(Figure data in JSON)
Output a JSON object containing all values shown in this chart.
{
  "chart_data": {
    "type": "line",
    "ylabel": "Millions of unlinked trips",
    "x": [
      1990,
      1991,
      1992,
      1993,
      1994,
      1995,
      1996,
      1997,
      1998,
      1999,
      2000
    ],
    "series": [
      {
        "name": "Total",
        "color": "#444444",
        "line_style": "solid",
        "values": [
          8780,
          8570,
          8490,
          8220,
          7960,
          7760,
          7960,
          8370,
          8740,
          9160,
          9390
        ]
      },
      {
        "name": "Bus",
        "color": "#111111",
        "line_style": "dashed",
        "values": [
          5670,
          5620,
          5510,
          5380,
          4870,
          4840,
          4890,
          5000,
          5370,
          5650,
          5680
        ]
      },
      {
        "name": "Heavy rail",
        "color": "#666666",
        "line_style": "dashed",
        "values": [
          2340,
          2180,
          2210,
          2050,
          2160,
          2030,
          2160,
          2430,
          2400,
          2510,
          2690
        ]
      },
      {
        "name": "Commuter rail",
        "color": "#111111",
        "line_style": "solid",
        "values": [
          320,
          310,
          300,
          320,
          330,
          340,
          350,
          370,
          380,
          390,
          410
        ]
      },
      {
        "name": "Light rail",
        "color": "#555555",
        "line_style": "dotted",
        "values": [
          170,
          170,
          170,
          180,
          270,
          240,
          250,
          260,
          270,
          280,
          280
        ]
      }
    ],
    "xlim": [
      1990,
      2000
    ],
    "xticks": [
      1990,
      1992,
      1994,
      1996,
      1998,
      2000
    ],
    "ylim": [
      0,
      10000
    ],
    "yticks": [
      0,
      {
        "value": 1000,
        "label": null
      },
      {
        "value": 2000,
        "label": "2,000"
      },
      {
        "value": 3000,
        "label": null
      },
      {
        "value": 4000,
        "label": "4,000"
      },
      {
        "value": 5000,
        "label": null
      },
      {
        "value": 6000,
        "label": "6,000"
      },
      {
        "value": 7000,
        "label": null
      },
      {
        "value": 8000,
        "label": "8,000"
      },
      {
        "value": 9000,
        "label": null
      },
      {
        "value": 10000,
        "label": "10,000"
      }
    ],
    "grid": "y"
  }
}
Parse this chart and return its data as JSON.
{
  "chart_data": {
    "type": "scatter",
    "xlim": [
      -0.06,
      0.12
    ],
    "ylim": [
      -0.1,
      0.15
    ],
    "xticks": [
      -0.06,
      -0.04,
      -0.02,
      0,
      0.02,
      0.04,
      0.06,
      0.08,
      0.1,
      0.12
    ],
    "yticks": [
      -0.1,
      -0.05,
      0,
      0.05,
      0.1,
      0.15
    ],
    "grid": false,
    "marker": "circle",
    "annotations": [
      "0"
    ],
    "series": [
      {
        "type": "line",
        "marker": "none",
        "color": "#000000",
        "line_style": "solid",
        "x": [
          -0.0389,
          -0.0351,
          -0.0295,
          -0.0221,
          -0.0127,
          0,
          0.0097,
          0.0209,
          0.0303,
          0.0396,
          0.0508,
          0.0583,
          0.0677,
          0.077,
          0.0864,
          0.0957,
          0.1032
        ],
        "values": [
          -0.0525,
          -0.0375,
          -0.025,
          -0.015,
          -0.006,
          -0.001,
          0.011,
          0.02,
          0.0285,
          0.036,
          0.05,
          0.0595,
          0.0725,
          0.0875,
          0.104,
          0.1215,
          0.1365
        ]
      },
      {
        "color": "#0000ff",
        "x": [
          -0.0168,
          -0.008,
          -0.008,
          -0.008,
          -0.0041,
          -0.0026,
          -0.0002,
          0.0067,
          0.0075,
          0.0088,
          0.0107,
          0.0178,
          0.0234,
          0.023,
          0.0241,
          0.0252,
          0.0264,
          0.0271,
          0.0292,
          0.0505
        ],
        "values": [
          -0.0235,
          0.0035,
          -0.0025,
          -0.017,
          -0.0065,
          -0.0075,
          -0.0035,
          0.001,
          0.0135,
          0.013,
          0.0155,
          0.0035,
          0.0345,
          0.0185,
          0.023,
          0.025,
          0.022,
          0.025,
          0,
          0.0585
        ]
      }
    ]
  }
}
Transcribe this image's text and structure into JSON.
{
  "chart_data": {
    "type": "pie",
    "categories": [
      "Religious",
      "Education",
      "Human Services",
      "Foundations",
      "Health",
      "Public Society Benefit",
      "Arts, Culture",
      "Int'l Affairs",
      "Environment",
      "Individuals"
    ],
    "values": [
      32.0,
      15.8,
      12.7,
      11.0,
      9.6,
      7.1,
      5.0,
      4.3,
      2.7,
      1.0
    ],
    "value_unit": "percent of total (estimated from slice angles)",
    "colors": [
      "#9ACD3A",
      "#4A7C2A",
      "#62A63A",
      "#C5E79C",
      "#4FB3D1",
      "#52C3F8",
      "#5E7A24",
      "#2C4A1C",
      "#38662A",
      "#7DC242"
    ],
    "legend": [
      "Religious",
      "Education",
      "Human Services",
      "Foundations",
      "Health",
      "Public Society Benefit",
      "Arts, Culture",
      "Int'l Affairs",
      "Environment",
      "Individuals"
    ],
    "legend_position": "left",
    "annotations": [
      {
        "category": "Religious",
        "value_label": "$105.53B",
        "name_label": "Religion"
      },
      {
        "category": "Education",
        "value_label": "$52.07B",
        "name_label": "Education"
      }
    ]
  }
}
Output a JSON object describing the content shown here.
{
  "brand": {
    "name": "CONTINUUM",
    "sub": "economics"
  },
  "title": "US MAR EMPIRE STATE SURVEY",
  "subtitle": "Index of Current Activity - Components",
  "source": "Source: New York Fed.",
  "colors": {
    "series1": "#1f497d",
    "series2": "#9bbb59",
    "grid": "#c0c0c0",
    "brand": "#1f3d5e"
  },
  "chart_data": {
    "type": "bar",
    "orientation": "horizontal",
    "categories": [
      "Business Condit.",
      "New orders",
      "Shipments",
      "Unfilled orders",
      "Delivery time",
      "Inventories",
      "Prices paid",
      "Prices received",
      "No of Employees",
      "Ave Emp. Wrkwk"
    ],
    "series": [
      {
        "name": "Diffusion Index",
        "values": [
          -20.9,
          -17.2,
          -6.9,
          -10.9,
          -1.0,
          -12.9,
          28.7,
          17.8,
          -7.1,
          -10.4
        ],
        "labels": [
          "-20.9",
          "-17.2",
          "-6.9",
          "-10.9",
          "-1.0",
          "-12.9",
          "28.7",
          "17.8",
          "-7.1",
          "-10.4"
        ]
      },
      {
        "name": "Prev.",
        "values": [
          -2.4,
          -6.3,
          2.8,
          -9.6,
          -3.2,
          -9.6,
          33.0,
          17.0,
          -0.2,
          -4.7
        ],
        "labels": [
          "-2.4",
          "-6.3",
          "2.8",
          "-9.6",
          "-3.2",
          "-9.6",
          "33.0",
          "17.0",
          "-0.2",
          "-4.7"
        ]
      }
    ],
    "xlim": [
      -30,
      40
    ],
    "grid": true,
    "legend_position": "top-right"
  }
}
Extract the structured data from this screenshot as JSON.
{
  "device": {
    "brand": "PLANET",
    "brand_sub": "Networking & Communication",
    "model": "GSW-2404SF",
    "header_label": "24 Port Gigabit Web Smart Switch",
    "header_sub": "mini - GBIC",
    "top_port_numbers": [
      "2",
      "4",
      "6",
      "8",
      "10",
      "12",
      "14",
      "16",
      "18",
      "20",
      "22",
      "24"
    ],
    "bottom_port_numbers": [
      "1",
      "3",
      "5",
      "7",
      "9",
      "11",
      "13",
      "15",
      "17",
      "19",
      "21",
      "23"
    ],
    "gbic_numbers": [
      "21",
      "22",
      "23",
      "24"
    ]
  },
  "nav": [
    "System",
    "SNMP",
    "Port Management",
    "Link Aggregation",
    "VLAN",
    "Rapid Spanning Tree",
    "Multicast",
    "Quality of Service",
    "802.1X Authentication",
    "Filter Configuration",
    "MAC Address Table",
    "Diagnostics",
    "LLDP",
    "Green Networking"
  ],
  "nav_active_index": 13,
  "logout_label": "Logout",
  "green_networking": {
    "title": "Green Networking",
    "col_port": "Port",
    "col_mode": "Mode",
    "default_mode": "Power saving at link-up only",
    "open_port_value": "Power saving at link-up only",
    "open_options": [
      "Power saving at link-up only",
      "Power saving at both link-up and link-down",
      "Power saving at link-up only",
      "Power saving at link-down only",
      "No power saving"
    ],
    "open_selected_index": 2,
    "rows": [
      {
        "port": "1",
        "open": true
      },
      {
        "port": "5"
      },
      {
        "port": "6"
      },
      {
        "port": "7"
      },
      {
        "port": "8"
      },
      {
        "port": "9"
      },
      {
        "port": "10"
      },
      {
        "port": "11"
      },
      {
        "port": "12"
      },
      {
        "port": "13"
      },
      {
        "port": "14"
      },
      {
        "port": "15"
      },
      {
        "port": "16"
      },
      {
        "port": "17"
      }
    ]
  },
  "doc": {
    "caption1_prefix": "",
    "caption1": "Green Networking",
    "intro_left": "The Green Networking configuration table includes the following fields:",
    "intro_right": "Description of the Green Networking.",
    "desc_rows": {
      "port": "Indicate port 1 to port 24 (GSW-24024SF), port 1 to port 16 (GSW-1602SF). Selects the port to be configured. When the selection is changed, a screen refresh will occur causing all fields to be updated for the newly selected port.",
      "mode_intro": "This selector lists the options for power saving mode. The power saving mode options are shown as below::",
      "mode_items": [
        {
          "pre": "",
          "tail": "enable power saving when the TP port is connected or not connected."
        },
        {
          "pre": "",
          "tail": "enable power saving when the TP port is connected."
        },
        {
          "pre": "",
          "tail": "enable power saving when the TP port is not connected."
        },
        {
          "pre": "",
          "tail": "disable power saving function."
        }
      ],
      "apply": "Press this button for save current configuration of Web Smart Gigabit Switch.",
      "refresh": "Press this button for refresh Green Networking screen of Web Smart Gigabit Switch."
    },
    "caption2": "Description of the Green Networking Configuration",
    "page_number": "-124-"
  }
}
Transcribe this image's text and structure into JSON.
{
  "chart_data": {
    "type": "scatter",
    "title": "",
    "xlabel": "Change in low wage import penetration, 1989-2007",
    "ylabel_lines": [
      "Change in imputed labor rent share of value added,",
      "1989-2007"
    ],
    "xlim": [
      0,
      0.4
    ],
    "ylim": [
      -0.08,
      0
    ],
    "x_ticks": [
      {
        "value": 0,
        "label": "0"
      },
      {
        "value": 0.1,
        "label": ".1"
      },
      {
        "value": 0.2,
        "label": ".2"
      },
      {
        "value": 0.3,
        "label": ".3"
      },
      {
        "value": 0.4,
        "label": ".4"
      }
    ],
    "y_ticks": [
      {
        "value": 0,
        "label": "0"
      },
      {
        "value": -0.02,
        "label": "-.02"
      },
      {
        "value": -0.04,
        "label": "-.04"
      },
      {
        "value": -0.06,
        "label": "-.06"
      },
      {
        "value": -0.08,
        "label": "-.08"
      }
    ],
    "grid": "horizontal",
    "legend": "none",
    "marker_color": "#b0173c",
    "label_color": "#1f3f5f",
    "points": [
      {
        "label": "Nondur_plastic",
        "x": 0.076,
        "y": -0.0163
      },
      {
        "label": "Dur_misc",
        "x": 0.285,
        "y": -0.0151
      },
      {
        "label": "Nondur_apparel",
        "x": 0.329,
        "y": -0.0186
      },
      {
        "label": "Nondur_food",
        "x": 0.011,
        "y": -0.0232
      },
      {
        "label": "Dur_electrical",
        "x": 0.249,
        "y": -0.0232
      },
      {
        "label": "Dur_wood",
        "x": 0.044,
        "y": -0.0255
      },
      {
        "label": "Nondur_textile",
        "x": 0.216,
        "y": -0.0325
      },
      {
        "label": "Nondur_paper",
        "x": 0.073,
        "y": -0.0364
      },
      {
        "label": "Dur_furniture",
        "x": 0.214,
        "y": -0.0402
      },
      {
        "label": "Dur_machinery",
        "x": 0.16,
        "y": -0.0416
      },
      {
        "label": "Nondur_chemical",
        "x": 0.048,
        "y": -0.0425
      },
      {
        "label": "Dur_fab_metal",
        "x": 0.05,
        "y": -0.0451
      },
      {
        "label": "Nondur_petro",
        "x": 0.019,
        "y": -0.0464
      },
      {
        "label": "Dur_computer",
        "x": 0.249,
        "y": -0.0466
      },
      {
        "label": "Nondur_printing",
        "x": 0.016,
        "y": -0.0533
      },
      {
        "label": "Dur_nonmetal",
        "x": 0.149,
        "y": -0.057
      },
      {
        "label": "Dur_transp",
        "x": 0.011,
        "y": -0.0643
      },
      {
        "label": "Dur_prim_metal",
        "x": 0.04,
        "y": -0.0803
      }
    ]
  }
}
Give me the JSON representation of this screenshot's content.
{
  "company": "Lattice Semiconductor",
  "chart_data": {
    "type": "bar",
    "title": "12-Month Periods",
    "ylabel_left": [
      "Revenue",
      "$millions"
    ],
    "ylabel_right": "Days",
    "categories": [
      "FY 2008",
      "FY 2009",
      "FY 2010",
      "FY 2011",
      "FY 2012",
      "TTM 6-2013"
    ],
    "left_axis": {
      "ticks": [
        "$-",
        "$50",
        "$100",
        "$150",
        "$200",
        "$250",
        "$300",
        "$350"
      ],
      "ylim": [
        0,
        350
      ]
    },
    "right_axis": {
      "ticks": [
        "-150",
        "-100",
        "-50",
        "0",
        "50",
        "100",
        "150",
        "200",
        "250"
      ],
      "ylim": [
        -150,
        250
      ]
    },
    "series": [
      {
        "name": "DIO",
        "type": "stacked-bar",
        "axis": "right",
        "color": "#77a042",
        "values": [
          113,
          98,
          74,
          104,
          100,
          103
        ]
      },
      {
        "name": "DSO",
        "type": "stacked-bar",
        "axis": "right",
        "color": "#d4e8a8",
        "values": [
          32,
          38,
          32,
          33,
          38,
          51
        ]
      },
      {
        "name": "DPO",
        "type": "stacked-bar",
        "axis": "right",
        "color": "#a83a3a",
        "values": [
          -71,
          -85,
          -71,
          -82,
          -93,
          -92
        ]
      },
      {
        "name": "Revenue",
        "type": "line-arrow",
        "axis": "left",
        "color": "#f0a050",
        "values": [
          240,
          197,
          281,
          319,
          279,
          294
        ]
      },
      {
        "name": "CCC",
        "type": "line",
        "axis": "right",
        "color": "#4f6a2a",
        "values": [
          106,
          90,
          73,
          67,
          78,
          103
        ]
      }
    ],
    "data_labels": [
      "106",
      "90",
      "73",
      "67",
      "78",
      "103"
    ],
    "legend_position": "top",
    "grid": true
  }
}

[Set problem]:
Copy each line of the data above that holds "object".

[Complete answer]:
Output a JSON object containing all values shown in this chart.
Output a JSON object describing the content shown here.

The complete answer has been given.